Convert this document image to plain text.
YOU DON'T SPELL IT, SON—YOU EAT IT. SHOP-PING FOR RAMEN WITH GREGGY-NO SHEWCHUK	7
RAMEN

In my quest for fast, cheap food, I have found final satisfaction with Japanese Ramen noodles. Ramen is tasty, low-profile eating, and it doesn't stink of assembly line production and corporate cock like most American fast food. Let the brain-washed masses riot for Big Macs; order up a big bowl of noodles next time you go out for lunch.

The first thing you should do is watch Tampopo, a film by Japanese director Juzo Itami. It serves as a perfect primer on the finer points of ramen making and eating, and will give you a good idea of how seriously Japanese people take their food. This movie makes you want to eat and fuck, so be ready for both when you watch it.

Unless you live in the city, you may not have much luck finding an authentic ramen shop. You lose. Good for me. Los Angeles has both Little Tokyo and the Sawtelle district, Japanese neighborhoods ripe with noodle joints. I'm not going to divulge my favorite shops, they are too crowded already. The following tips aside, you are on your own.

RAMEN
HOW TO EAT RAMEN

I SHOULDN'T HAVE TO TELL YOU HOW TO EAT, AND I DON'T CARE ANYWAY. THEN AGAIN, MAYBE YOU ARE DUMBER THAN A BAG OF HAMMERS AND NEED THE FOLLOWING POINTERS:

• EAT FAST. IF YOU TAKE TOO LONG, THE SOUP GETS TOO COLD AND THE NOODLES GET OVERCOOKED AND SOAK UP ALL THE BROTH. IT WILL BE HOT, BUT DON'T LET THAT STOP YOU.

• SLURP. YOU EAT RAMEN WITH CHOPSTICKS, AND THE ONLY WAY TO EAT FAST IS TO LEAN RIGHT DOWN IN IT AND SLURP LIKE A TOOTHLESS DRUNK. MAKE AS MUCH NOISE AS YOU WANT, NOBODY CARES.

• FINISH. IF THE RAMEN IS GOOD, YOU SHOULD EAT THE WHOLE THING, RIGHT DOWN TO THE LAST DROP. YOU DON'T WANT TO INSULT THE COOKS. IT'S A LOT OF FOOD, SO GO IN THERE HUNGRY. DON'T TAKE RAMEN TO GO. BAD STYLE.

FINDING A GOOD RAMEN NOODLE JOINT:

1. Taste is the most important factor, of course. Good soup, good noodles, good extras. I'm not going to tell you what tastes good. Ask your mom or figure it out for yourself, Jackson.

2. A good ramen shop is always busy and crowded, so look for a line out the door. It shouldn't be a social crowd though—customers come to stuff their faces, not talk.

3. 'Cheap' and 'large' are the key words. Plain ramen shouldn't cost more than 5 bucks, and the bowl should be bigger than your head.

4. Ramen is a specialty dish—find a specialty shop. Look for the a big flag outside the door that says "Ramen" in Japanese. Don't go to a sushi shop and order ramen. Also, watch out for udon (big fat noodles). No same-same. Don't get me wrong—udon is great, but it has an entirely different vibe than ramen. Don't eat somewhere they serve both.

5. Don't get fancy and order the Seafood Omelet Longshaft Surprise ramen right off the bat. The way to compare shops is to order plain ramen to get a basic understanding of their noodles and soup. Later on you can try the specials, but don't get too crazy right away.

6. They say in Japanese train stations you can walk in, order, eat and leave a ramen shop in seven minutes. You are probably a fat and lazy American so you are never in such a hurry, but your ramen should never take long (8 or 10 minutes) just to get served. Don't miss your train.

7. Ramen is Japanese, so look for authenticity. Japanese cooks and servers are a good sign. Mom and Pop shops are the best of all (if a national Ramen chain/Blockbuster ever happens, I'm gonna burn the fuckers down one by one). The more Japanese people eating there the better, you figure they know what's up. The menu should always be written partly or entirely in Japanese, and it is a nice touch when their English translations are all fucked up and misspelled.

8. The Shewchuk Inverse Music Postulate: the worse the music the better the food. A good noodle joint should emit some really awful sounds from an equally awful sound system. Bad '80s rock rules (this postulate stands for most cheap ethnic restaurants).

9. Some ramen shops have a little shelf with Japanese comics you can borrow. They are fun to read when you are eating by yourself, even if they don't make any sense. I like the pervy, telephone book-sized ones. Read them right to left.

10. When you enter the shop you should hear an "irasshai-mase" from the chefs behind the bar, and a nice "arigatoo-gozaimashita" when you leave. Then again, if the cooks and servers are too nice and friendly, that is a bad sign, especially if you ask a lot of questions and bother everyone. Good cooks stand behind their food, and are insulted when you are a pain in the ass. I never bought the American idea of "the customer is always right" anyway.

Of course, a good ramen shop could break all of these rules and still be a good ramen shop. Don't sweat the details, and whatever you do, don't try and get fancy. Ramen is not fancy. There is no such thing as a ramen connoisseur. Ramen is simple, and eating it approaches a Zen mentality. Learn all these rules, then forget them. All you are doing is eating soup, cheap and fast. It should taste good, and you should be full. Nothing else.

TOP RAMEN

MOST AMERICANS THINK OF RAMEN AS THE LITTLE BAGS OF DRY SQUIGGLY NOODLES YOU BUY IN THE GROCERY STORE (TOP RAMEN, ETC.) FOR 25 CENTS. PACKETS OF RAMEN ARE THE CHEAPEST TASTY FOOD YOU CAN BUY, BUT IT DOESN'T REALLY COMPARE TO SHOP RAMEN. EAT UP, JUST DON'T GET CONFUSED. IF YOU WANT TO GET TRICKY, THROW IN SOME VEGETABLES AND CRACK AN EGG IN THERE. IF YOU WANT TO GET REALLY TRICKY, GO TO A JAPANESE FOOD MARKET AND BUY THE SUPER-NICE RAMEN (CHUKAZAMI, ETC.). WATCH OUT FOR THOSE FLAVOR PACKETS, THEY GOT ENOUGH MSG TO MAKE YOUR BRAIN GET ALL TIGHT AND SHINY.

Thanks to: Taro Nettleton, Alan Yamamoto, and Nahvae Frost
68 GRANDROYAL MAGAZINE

# # # #

» Task brief:
All lines in the data that contain the word "them" should be copied.

» Exercise answer:
9. Some ramen shops have a little shelf with Japanese comics you can borrow. They are fun to read when you are eating by yourself, even if they don't make any sense. I like the pervy, telephone book-sized ones. Read them right to left.
Of course, a good ramen shop could break all of these rules and still be a good ramen shop. Don't sweat the details, and whatever you do, don't try and get fancy. Ramen is not fancy. There is no such thing as a ramen connoisseur. Ramen is simple, and eating it approaches a Zen mentality. Learn all these rules, then forget them. All you are doing is eating soup, cheap and fast. It should taste good, and you should be full. Nothing else.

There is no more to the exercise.